--- Source records ---

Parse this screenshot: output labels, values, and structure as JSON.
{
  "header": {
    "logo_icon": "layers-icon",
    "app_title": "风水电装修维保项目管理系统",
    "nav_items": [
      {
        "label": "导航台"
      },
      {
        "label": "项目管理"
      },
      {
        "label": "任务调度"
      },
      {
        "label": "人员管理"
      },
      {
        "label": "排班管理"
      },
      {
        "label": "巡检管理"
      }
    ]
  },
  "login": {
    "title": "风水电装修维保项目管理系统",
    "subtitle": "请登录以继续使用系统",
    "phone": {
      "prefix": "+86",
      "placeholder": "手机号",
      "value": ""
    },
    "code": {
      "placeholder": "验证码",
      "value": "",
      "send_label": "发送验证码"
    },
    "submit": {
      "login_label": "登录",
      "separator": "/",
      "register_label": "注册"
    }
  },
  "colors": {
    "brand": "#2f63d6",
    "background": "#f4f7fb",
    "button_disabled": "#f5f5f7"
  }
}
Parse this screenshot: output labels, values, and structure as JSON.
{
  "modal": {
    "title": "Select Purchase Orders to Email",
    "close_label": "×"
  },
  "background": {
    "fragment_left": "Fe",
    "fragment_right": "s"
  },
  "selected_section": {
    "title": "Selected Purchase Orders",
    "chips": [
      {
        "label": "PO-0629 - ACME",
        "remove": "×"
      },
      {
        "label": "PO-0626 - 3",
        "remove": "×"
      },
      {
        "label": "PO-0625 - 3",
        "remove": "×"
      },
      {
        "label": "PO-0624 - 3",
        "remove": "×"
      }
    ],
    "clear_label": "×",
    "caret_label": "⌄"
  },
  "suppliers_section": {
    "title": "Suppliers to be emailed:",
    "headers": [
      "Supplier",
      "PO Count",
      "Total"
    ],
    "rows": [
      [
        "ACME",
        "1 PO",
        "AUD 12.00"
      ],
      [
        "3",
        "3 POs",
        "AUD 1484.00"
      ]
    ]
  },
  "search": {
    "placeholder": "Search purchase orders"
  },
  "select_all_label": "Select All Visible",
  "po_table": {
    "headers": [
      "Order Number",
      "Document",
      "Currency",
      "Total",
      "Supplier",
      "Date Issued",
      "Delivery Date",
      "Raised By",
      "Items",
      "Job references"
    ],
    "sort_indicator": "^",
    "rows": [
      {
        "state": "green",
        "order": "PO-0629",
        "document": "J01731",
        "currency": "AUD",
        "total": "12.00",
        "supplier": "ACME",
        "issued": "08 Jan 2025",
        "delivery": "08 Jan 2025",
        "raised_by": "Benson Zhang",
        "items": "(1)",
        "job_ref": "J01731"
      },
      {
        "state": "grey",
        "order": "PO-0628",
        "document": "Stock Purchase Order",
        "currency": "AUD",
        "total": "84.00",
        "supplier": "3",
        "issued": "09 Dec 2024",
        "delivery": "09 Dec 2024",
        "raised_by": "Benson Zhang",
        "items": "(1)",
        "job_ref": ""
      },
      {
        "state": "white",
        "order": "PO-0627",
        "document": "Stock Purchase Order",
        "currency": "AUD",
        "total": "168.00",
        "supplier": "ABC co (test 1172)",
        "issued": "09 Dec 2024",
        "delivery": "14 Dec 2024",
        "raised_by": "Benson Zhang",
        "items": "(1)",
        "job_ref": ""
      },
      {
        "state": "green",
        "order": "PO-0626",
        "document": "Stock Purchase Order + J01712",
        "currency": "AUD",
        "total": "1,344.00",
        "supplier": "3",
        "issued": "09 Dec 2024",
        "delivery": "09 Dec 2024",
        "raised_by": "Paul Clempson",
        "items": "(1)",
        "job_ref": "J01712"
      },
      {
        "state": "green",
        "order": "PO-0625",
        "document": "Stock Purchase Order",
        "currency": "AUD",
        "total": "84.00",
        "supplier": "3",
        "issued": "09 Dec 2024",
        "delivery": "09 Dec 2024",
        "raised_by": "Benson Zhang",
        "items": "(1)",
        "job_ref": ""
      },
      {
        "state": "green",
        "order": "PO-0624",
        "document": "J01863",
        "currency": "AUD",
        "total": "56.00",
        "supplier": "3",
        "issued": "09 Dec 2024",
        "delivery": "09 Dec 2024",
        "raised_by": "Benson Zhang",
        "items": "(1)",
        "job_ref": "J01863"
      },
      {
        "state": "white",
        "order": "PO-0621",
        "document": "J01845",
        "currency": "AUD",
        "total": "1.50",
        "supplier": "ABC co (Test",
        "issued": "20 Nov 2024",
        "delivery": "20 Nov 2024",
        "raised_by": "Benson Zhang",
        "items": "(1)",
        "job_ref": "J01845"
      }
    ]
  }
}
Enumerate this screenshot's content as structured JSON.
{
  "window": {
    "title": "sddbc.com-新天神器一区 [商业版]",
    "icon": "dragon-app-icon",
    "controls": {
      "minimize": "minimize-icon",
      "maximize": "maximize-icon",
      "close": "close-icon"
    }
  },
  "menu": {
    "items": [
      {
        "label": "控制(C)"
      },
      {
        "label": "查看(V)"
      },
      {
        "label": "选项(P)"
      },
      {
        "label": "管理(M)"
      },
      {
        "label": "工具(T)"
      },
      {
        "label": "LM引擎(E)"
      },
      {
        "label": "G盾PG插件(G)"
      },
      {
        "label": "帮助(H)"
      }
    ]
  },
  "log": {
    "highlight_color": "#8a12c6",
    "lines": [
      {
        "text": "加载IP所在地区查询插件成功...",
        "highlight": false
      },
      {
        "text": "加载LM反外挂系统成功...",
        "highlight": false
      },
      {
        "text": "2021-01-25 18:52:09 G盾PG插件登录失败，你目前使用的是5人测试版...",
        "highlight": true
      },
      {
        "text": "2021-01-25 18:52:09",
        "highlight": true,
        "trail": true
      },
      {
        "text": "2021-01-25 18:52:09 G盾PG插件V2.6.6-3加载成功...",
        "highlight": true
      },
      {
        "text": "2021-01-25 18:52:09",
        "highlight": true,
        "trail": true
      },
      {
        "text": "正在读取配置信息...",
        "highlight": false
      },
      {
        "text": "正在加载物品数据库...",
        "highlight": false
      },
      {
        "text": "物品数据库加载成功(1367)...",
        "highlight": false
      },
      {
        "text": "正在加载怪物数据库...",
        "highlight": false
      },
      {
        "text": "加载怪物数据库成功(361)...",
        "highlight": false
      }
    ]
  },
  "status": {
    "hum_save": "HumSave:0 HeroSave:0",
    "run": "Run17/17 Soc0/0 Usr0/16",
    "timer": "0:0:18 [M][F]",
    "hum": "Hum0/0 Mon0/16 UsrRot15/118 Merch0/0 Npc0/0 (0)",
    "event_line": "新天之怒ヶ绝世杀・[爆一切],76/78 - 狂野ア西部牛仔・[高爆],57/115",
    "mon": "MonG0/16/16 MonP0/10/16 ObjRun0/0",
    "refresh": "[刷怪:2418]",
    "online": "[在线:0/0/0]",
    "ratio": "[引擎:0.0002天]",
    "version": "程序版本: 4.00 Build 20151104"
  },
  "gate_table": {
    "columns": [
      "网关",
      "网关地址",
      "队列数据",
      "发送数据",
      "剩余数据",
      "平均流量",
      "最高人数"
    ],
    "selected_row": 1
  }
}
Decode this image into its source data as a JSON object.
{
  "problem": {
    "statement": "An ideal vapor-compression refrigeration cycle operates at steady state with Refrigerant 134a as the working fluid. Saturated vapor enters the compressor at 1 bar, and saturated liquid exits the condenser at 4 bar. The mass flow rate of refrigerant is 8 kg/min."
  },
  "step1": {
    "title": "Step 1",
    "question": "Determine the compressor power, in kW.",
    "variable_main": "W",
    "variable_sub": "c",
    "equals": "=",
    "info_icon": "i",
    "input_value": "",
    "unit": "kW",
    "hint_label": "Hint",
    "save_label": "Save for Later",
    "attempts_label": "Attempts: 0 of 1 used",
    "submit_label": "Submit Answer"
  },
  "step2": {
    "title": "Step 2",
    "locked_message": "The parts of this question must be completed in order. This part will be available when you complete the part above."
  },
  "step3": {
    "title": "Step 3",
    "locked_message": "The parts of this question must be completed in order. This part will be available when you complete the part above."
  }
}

---

*What needs to be done*
Search the material above for "placeholder". Pull out each line where it shows up.

*Complete output*
      "placeholder": "手机号",
      "placeholder": "验证码",
    "placeholder": "Search purchase orders"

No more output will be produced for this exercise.